'''
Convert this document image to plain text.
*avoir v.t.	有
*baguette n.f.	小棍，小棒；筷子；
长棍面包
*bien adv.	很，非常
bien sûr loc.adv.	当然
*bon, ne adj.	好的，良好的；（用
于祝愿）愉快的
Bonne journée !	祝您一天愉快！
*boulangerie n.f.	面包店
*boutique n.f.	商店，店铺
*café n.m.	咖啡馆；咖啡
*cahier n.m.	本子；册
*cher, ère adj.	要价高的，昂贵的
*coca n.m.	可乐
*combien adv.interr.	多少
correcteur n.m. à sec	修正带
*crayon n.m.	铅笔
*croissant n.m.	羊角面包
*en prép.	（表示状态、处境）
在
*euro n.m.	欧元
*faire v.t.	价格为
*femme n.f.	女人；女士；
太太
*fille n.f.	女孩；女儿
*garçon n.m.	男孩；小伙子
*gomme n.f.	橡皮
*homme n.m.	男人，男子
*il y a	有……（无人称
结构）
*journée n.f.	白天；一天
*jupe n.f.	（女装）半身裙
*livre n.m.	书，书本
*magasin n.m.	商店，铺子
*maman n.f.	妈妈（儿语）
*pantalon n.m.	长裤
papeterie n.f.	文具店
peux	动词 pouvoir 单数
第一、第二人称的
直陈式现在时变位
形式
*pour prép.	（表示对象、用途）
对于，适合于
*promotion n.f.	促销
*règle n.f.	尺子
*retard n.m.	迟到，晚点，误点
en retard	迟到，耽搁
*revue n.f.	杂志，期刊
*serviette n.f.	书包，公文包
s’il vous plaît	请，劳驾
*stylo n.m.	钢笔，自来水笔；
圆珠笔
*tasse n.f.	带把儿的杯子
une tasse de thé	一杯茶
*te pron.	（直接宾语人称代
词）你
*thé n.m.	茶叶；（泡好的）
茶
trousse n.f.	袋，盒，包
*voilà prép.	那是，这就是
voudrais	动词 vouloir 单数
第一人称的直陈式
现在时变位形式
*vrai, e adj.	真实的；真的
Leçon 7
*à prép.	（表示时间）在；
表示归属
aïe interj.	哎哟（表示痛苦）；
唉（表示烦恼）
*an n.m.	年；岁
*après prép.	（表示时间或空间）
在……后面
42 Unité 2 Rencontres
'''
Repeat all of the entries exactly.

- **Exercise output**
Convert this document image to plain text.
*avoir v.t.	有
*baguette n.f.	小棍，小棒；筷子；
长棍面包
*bien adv.	很，非常
bien sûr loc.adv.	当然
*bon, ne adj.	好的，良好的；（用
于祝愿）愉快的
Bonne journée !	祝您一天愉快！
*boulangerie n.f.	面包店
*boutique n.f.	商店，店铺
*café n.m.	咖啡馆；咖啡
*cahier n.m.	本子；册
*cher, ère adj.	要价高的，昂贵的
*coca n.m.	可乐
*combien adv.interr.	多少
correcteur n.m. à sec	修正带
*crayon n.m.	铅笔
*croissant n.m.	羊角面包
*en prép.	（表示状态、处境）
在
*euro n.m.	欧元
*faire v.t.	价格为
*femme n.f.	女人；女士；
太太
*fille n.f.	女孩；女儿
*garçon n.m.	男孩；小伙子
*gomme n.f.	橡皮
*homme n.m.	男人，男子
*il y a	有……（无人称
结构）
*journée n.f.	白天；一天
*jupe n.f.	（女装）半身裙
*livre n.m.	书，书本
*magasin n.m.	商店，铺子
*maman n.f.	妈妈（儿语）
*pantalon n.m.	长裤
papeterie n.f.	文具店
peux	动词 pouvoir 单数
第一、第二人称的
直陈式现在时变位
形式
*pour prép.	（表示对象、用途）
对于，适合于
*promotion n.f.	促销
*règle n.f.	尺子
*retard n.m.	迟到，晚点，误点
en retard	迟到，耽搁
*revue n.f.	杂志，期刊
*serviette n.f.	书包，公文包
s’il vous plaît	请，劳驾
*stylo n.m.	钢笔，自来水笔；
圆珠笔
*tasse n.f.	带把儿的杯子
une tasse de thé	一杯茶
*te pron.	（直接宾语人称代
词）你
*thé n.m.	茶叶；（泡好的）
茶
trousse n.f.	袋，盒，包
*voilà prép.	那是，这就是
voudrais	动词 vouloir 单数
第一人称的直陈式
现在时变位形式
*vrai, e adj.	真实的；真的
Leçon 7
*à prép.	（表示时间）在；
表示归属
aïe interj.	哎哟（表示痛苦）；
唉（表示烦恼）
*an n.m.	年；岁
*après prép.	（表示时间或空间）
在……后面
42 Unité 2 Rencontres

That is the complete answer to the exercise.